** START OF Records **

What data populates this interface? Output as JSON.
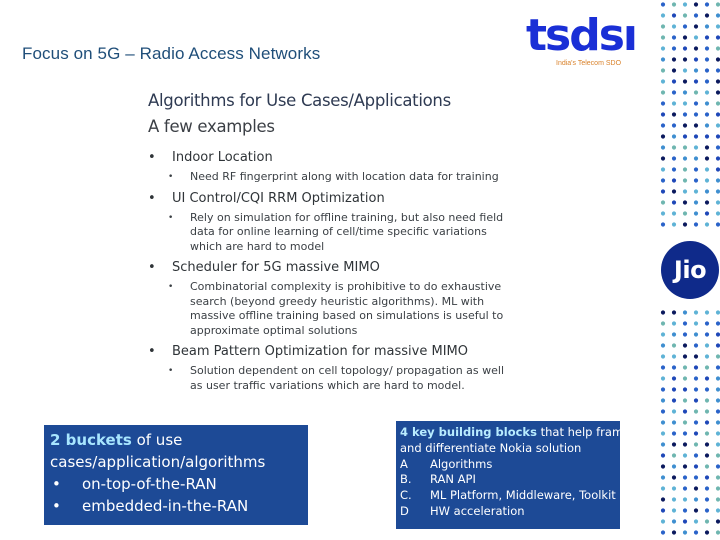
{
  "slide": {
    "title": "Focus on 5G – Radio Access Networks"
  },
  "logos": {
    "tsdsi": {
      "word": "tsdsı",
      "tagline": "India's Telecom SDO",
      "color": "#1a2fd6",
      "tagline_color": "#d9822b"
    },
    "jio": {
      "word": "Jio",
      "color": "#0f2a8a"
    }
  },
  "decor": {
    "dot_colors": [
      "#5fb3d6",
      "#0b1a5e",
      "#2a63c9",
      "#6fb6b0",
      "#3f8fd0",
      "#1f48b8"
    ]
  },
  "content": {
    "title": "Algorithms for Use Cases/Applications",
    "subtitle": "A few examples",
    "items": [
      {
        "label": "Indoor Location",
        "details": [
          "Need RF fingerprint along with location data for training"
        ]
      },
      {
        "label": "UI Control/CQI RRM Optimization",
        "details": [
          "Rely on simulation for offline training, but also need field data for online learning of cell/time specific variations which are hard to model"
        ]
      },
      {
        "label": "Scheduler for 5G massive MIMO",
        "details": [
          "Combinatorial complexity is prohibitive to do exhaustive search (beyond greedy heuristic algorithms). ML with massive offline training based on simulations is useful to approximate optimal solutions"
        ]
      },
      {
        "label": "Beam Pattern Optimization for massive MIMO",
        "details": [
          "Solution dependent on cell topology/ propagation as well as user traffic variations which are hard to model."
        ]
      }
    ]
  },
  "buckets_box": {
    "highlight": "2 buckets",
    "text": " of use cases/application/algorithms",
    "bullets": [
      "on-top-of-the-RAN",
      "embedded-in-the-RAN"
    ]
  },
  "building_blocks_box": {
    "highlight": "4 key building blocks",
    "text": " that help frame",
    "line2": "and differentiate Nokia solution",
    "items": [
      {
        "letter": "A",
        "label": "Algorithms"
      },
      {
        "letter": "B.",
        "label": "RAN API"
      },
      {
        "letter": "C.",
        "label": "ML Platform, Middleware, Toolkit"
      },
      {
        "letter": "D",
        "label": "HW acceleration"
      }
    ]
  }
}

** END OF Records **

[Directions] Examine the records and pull out every line where the string "massive" occurs.

[Full output]
        "label": "Scheduler for 5G massive MIMO",
          "Combinatorial complexity is prohibitive to do exhaustive search (beyond greedy heuristic algorithms). ML with massive offline training based on simulations is useful to approximate optimal solutions"
        "label": "Beam Pattern Optimization for massive MIMO",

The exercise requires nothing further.